*Exercise requirements*
Your copy of the material below should match it exactly, except that it holds no pictures.
————————
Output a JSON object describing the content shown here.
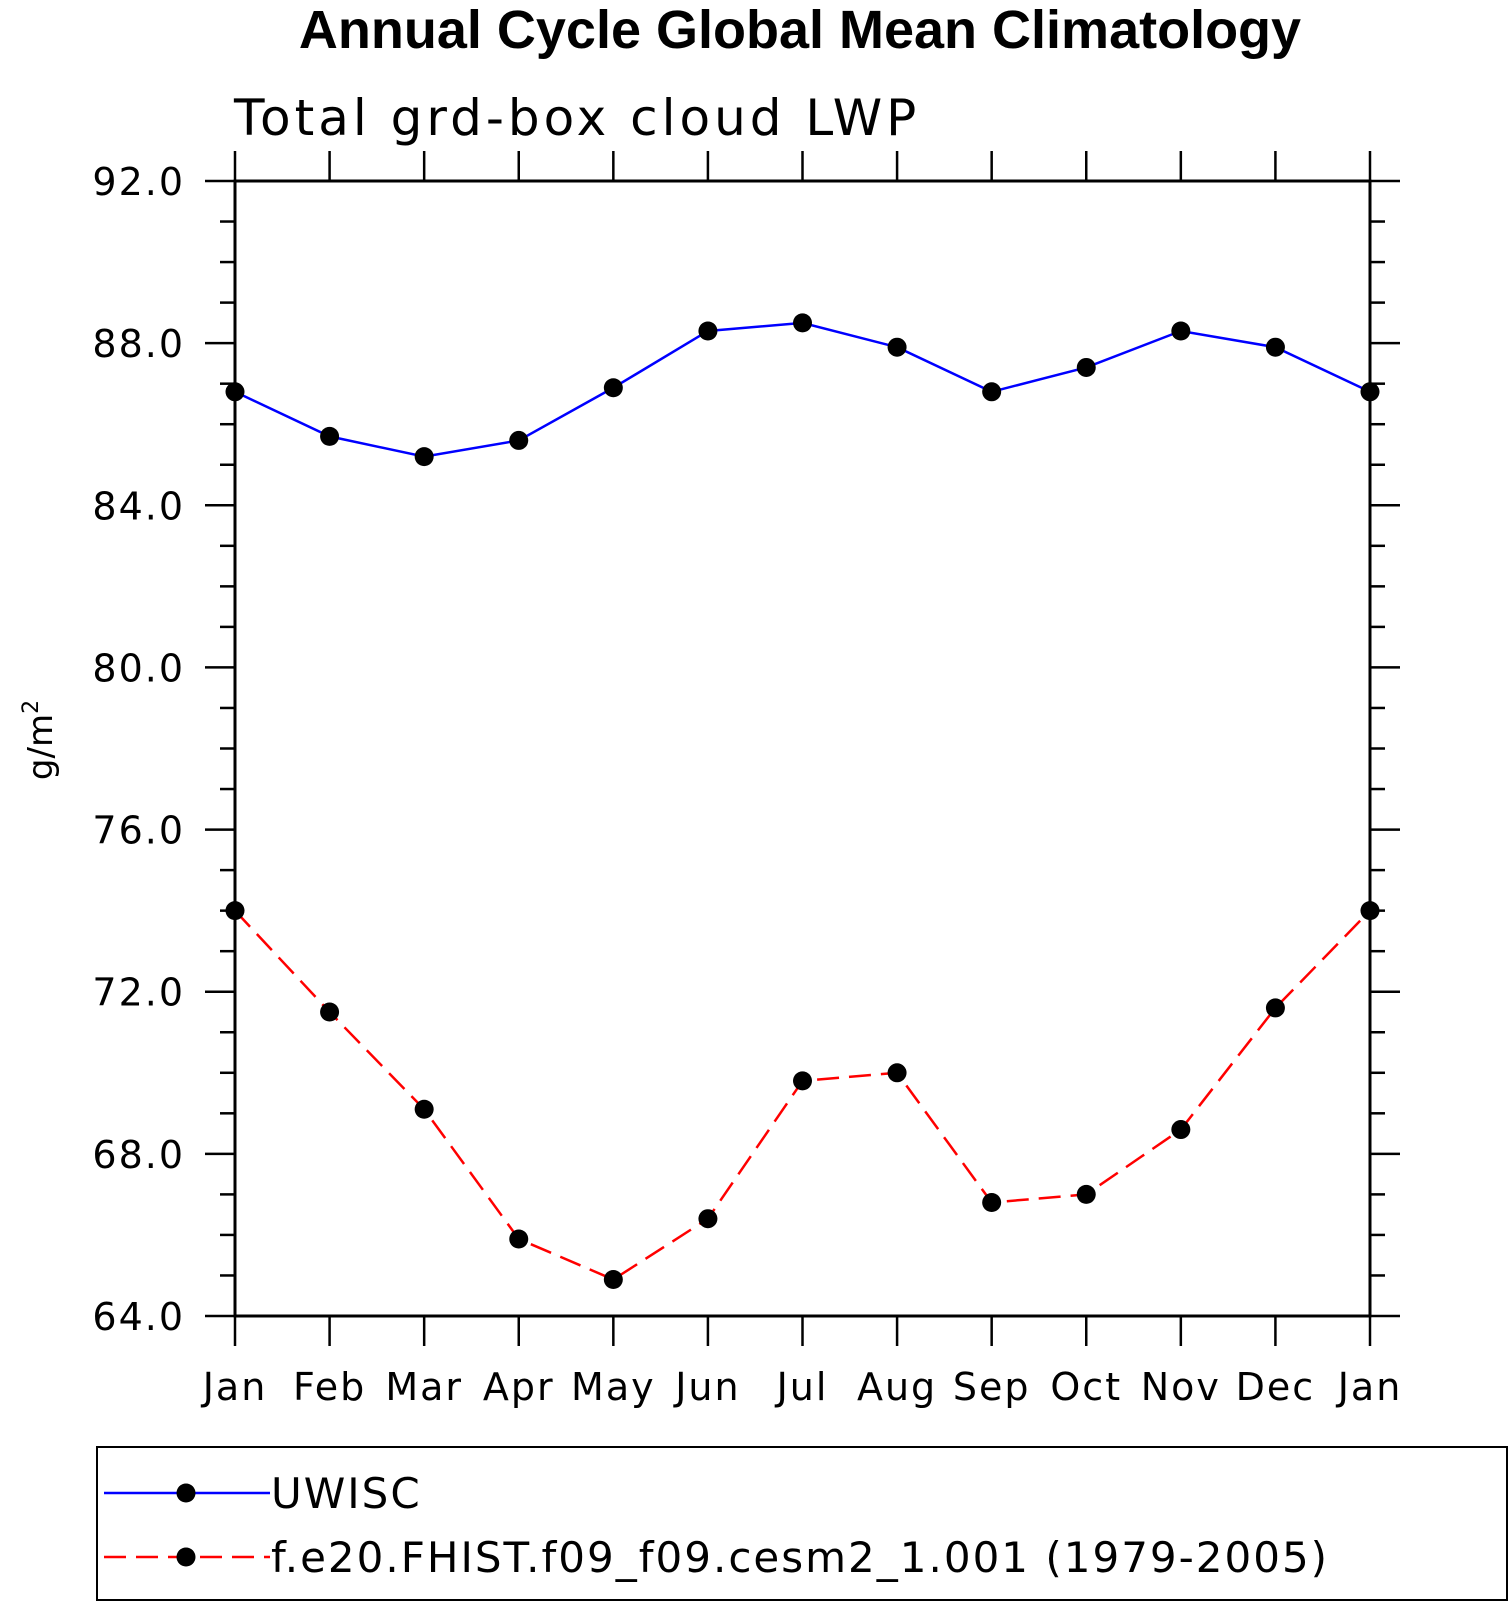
{
  "chart_data": {
    "type": "line",
    "title": "Annual Cycle Global Mean Climatology",
    "subtitle": "Total grd-box cloud LWP",
    "ylabel": "g/m",
    "ylabel_superscript": "2",
    "xlabel": "",
    "categories": [
      "Jan",
      "Feb",
      "Mar",
      "Apr",
      "May",
      "Jun",
      "Jul",
      "Aug",
      "Sep",
      "Oct",
      "Nov",
      "Dec",
      "Jan"
    ],
    "ylim": [
      64.0,
      92.0
    ],
    "yticks": [
      "64.0",
      "68.0",
      "72.0",
      "76.0",
      "80.0",
      "84.0",
      "88.0",
      "92.0"
    ],
    "grid": false,
    "legend_position": "bottom",
    "series": [
      {
        "name": "UWISC",
        "color": "#0000ff",
        "dash": "solid",
        "marker": "circle",
        "values": [
          86.8,
          85.7,
          85.2,
          85.6,
          86.9,
          88.3,
          88.5,
          87.9,
          86.8,
          87.4,
          88.3,
          87.9,
          86.8
        ]
      },
      {
        "name": "f.e20.FHIST.f09_f09.cesm2_1.001 (1979-2005)",
        "color": "#ff0000",
        "dash": "dashed",
        "marker": "circle",
        "values": [
          74.0,
          71.5,
          69.1,
          65.9,
          64.9,
          66.4,
          69.8,
          70.0,
          66.8,
          67.0,
          68.6,
          71.6,
          74.0
        ]
      }
    ]
  }
}
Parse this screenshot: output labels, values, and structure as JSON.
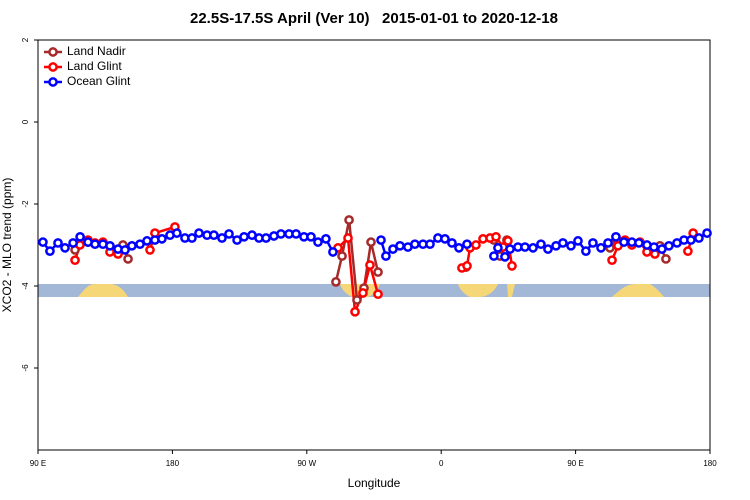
————————
*Complete output*
Output a JSON object describing the content shown here.
{
  "chart_data": {
    "type": "line",
    "title": "Annual Cycle Global Mean Climatology",
    "subtitle": "Total grd-box cloud LWP",
    "ylabel": "g/m",
    "ylabel_superscript": "2",
    "xlabel": "",
    "categories": [
      "Jan",
      "Feb",
      "Mar",
      "Apr",
      "May",
      "Jun",
      "Jul",
      "Aug",
      "Sep",
      "Oct",
      "Nov",
      "Dec",
      "Jan"
    ],
    "ylim": [
      64.0,
      92.0
    ],
    "yticks": [
      "64.0",
      "68.0",
      "72.0",
      "76.0",
      "80.0",
      "84.0",
      "88.0",
      "92.0"
    ],
    "grid": false,
    "legend_position": "bottom",
    "series": [
      {
        "name": "UWISC",
        "color": "#0000ff",
        "dash": "solid",
        "marker": "circle",
        "values": [
          86.8,
          85.7,
          85.2,
          85.6,
          86.9,
          88.3,
          88.5,
          87.9,
          86.8,
          87.4,
          88.3,
          87.9,
          86.8
        ]
      },
      {
        "name": "f.e20.FHIST.f09_f09.cesm2_1.001 (1979-2005)",
        "color": "#ff0000",
        "dash": "dashed",
        "marker": "circle",
        "values": [
          74.0,
          71.5,
          69.1,
          65.9,
          64.9,
          66.4,
          69.8,
          70.0,
          66.8,
          67.0,
          68.6,
          71.6,
          74.0
        ]
      }
    ]
  }
}
Parse this screenshot: output labels, values, and structure as JSON.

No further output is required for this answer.